[Data entries]
○ ○ ○

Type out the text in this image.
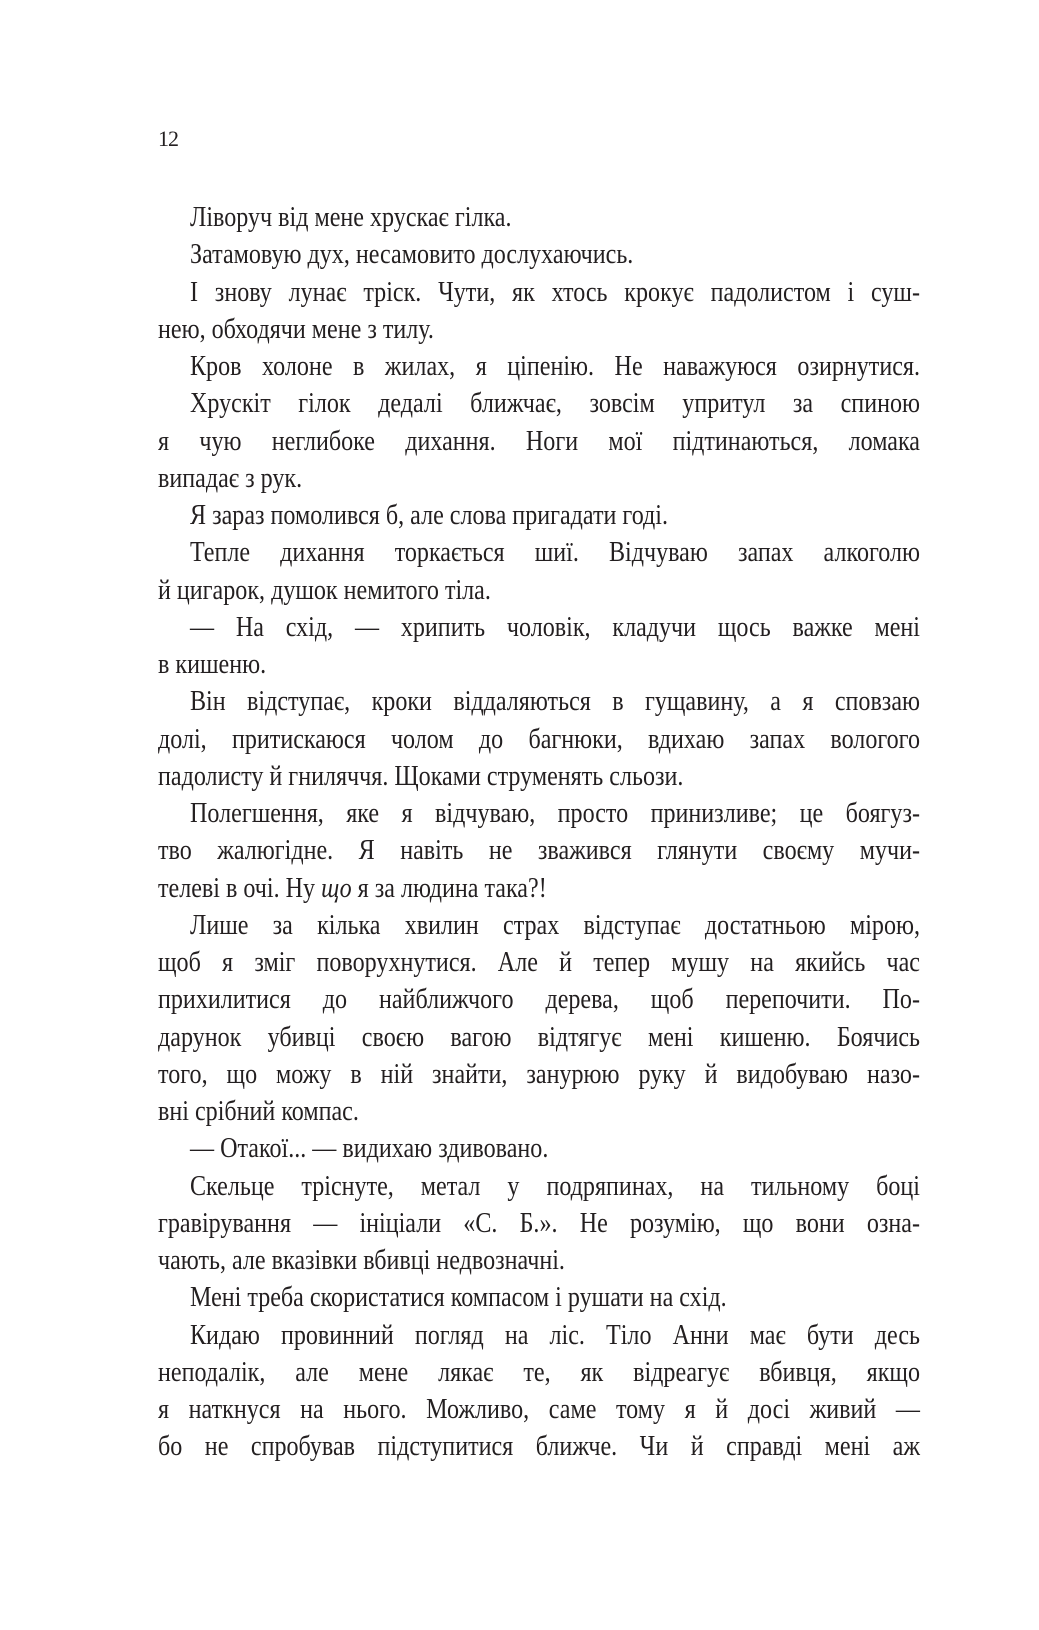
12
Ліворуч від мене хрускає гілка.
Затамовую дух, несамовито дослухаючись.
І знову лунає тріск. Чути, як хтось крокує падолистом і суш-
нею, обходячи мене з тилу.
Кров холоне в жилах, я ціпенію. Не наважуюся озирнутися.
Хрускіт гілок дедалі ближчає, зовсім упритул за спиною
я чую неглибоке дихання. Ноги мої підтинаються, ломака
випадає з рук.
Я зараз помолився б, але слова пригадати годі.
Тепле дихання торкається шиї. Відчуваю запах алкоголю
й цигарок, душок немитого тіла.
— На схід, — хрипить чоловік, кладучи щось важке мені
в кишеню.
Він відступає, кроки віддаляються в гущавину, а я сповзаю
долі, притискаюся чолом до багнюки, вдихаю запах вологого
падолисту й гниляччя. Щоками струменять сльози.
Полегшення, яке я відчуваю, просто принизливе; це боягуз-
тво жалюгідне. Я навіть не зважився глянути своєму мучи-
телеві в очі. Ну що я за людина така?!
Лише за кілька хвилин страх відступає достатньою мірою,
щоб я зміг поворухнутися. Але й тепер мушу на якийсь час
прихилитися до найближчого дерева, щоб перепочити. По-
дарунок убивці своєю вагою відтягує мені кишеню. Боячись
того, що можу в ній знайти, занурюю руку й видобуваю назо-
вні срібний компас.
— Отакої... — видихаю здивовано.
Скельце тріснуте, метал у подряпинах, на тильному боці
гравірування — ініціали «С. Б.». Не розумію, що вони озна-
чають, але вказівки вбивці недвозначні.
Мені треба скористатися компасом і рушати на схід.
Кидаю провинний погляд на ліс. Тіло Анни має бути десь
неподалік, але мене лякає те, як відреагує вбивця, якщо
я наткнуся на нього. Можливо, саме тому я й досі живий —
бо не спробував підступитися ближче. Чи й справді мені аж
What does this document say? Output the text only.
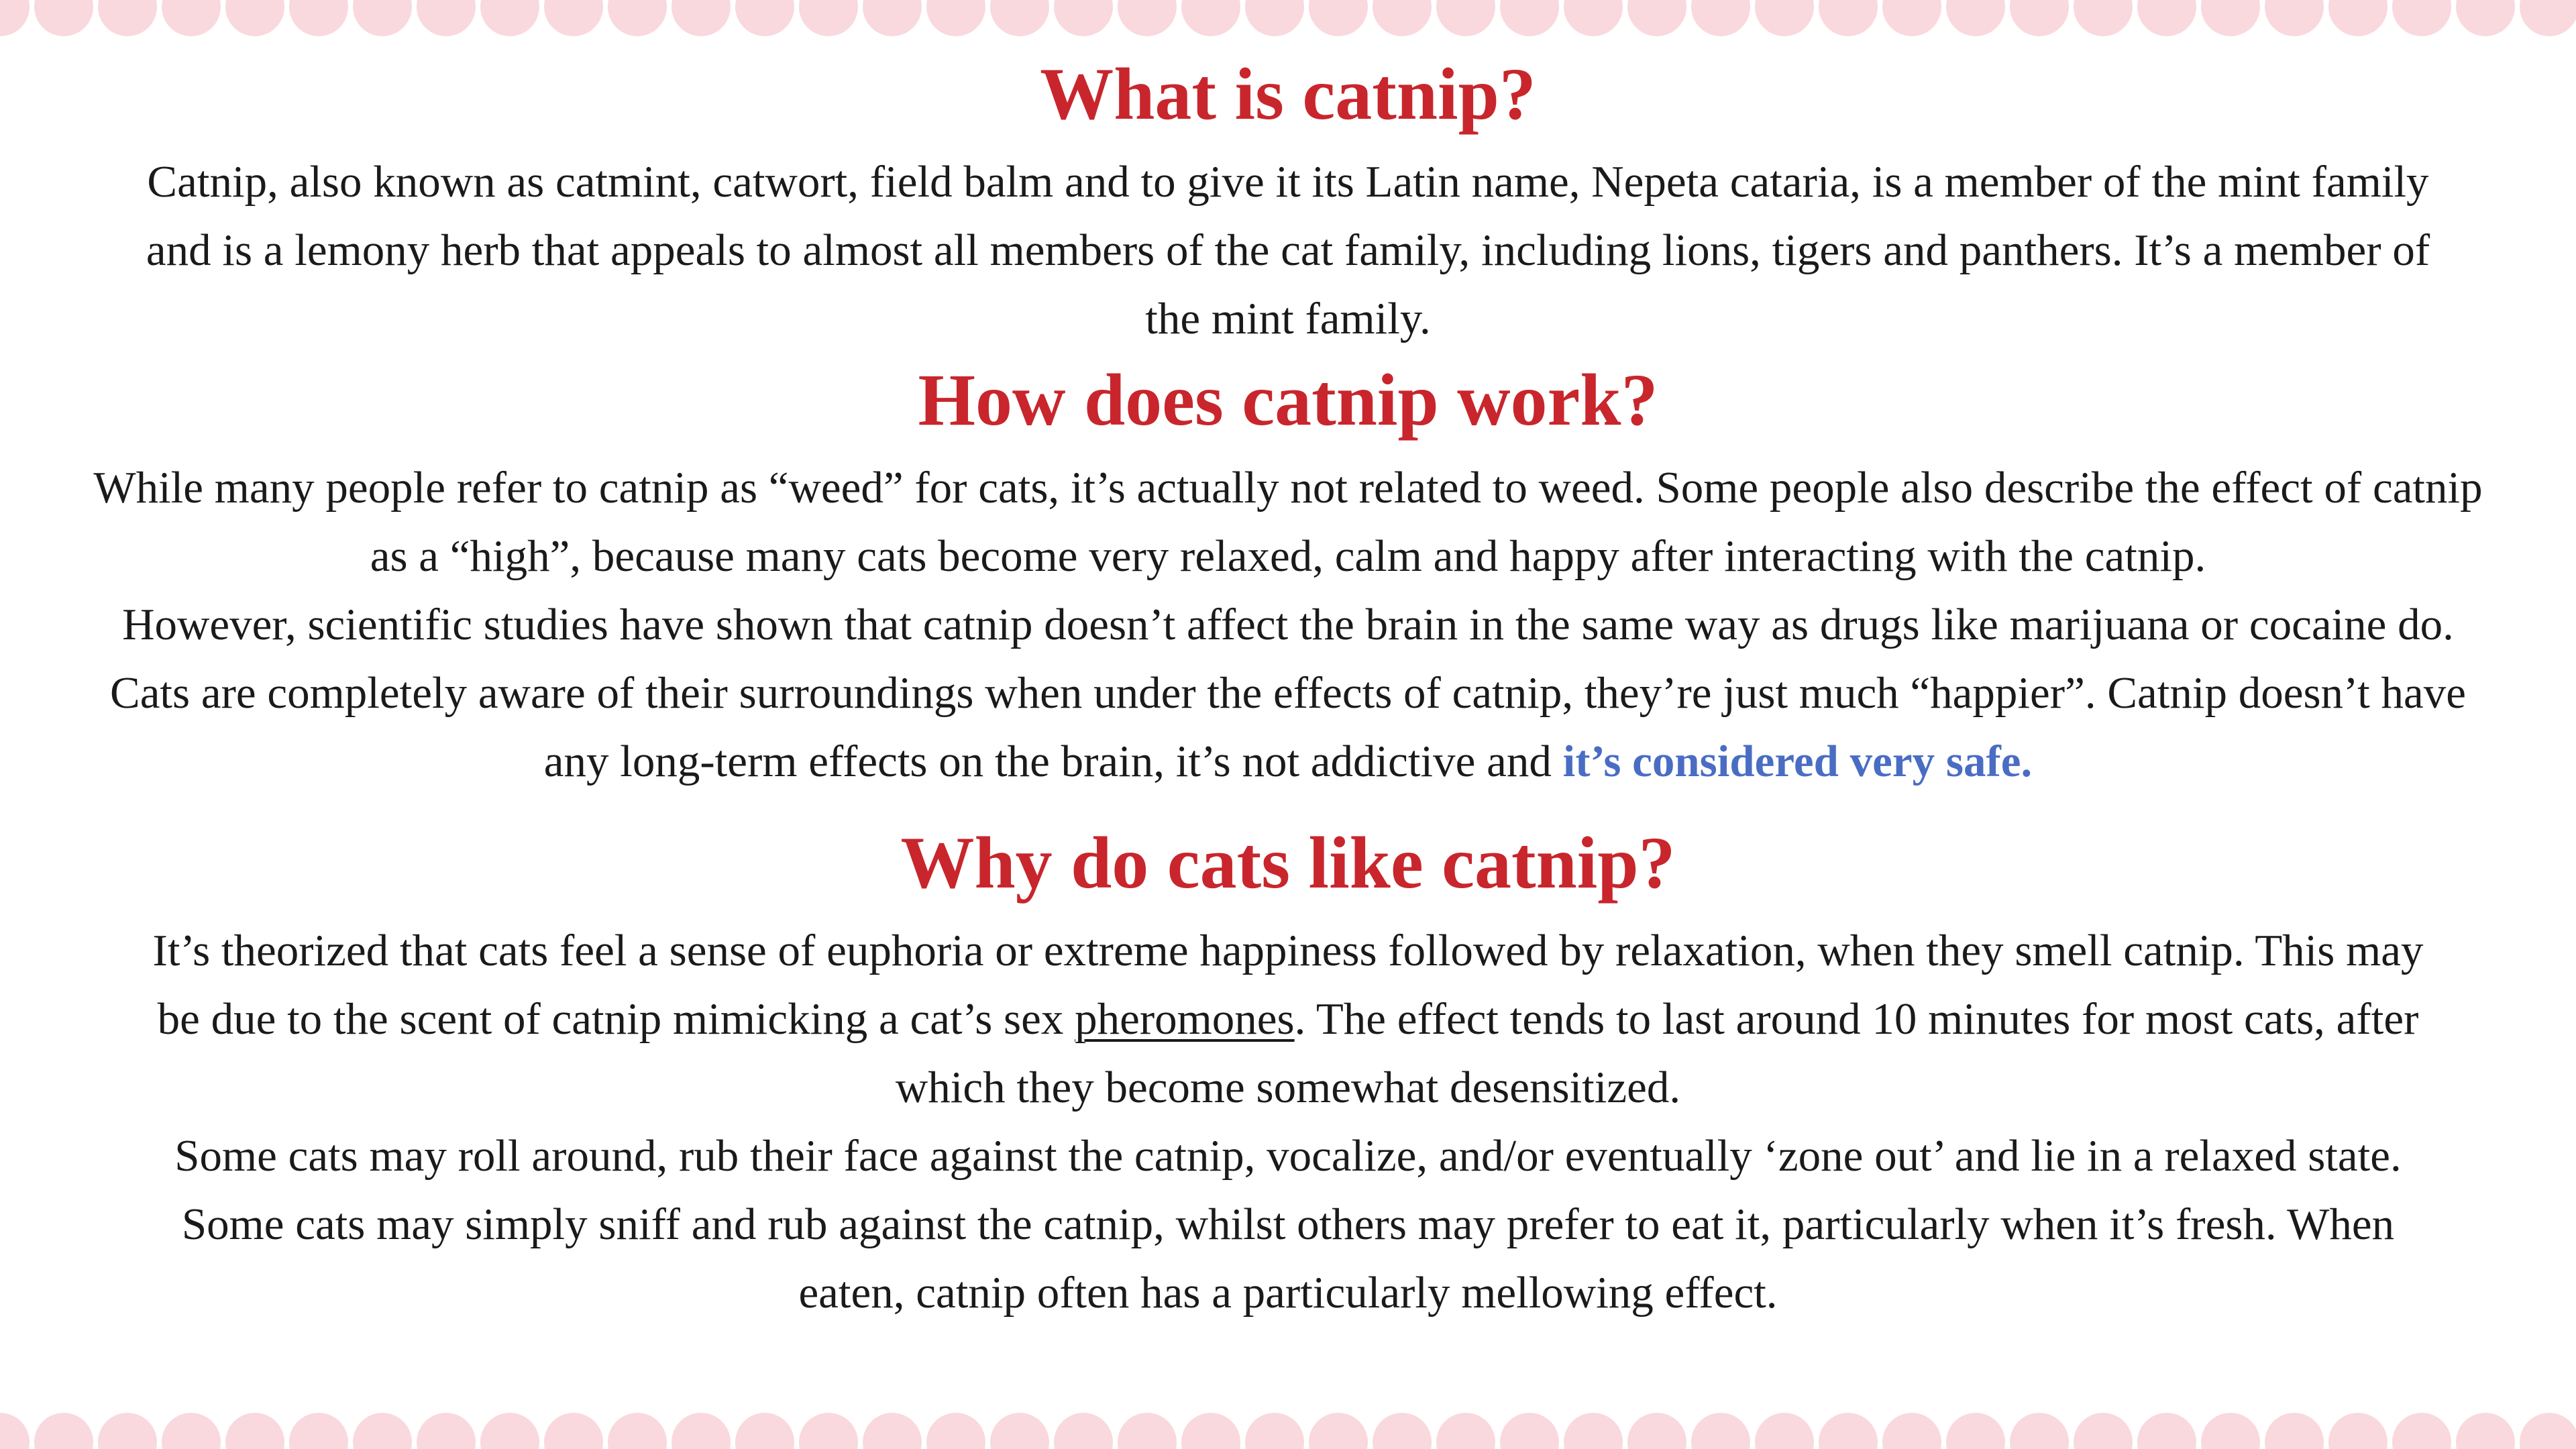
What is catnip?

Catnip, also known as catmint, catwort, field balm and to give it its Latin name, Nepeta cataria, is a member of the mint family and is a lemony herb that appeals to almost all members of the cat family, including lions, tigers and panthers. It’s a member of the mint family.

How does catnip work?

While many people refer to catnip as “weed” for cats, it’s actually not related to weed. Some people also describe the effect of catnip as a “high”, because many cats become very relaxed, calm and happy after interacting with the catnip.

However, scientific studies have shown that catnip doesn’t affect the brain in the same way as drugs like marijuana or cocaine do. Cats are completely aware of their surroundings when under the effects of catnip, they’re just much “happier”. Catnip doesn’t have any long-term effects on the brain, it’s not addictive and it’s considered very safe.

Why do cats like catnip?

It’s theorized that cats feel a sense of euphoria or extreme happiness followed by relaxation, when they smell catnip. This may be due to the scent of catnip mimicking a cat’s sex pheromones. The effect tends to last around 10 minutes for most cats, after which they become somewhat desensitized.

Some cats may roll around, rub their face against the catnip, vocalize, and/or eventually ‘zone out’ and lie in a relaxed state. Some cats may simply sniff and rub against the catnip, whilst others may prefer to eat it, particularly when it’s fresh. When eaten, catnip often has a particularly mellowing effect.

○ ○ ○

--- Short problem ---
Repeat the listing in full and exactly. Do not include any images.

--- Solution to the exercise ---
Type out the text in this image.
12
Ліворуч від мене хрускає гілка.
Затамовую дух, несамовито дослухаючись.
І знову лунає тріск. Чути, як хтось крокує падолистом і суш-
нею, обходячи мене з тилу.
Кров холоне в жилах, я ціпенію. Не наважуюся озирнутися.
Хрускіт гілок дедалі ближчає, зовсім упритул за спиною
я чую неглибоке дихання. Ноги мої підтинаються, ломака
випадає з рук.
Я зараз помолився б, але слова пригадати годі.
Тепле дихання торкається шиї. Відчуваю запах алкоголю
й цигарок, душок немитого тіла.
— На схід, — хрипить чоловік, кладучи щось важке мені
в кишеню.
Він відступає, кроки віддаляються в гущавину, а я сповзаю
долі, притискаюся чолом до багнюки, вдихаю запах вологого
падолисту й гниляччя. Щоками струменять сльози.
Полегшення, яке я відчуваю, просто принизливе; це боягуз-
тво жалюгідне. Я навіть не зважився глянути своєму мучи-
телеві в очі. Ну що я за людина така?!
Лише за кілька хвилин страх відступає достатньою мірою,
щоб я зміг поворухнутися. Але й тепер мушу на якийсь час
прихилитися до найближчого дерева, щоб перепочити. По-
дарунок убивці своєю вагою відтягує мені кишеню. Боячись
того, що можу в ній знайти, занурюю руку й видобуваю назо-
вні срібний компас.
— Отакої... — видихаю здивовано.
Скельце тріснуте, метал у подряпинах, на тильному боці
гравірування — ініціали «С. Б.». Не розумію, що вони озна-
чають, але вказівки вбивці недвозначні.
Мені треба скористатися компасом і рушати на схід.
Кидаю провинний погляд на ліс. Тіло Анни має бути десь
неподалік, але мене лякає те, як відреагує вбивця, якщо
я наткнуся на нього. Можливо, саме тому я й досі живий —
бо не спробував підступитися ближче. Чи й справді мені аж
What does this document say? Output the text only.
What is catnip?

Catnip, also known as catmint, catwort, field balm and to give it its Latin name, Nepeta cataria, is a member of the mint family and is a lemony herb that appeals to almost all members of the cat family, including lions, tigers and panthers. It’s a member of the mint family.

How does catnip work?

While many people refer to catnip as “weed” for cats, it’s actually not related to weed. Some people also describe the effect of catnip as a “high”, because many cats become very relaxed, calm and happy after interacting with the catnip.

However, scientific studies have shown that catnip doesn’t affect the brain in the same way as drugs like marijuana or cocaine do. Cats are completely aware of their surroundings when under the effects of catnip, they’re just much “happier”. Catnip doesn’t have any long-term effects on the brain, it’s not addictive and it’s considered very safe.

Why do cats like catnip?

It’s theorized that cats feel a sense of euphoria or extreme happiness followed by relaxation, when they smell catnip. This may be due to the scent of catnip mimicking a cat’s sex pheromones. The effect tends to last around 10 minutes for most cats, after which they become somewhat desensitized.

Some cats may roll around, rub their face against the catnip, vocalize, and/or eventually ‘zone out’ and lie in a relaxed state. Some cats may simply sniff and rub against the catnip, whilst others may prefer to eat it, particularly when it’s fresh. When eaten, catnip often has a particularly mellowing effect.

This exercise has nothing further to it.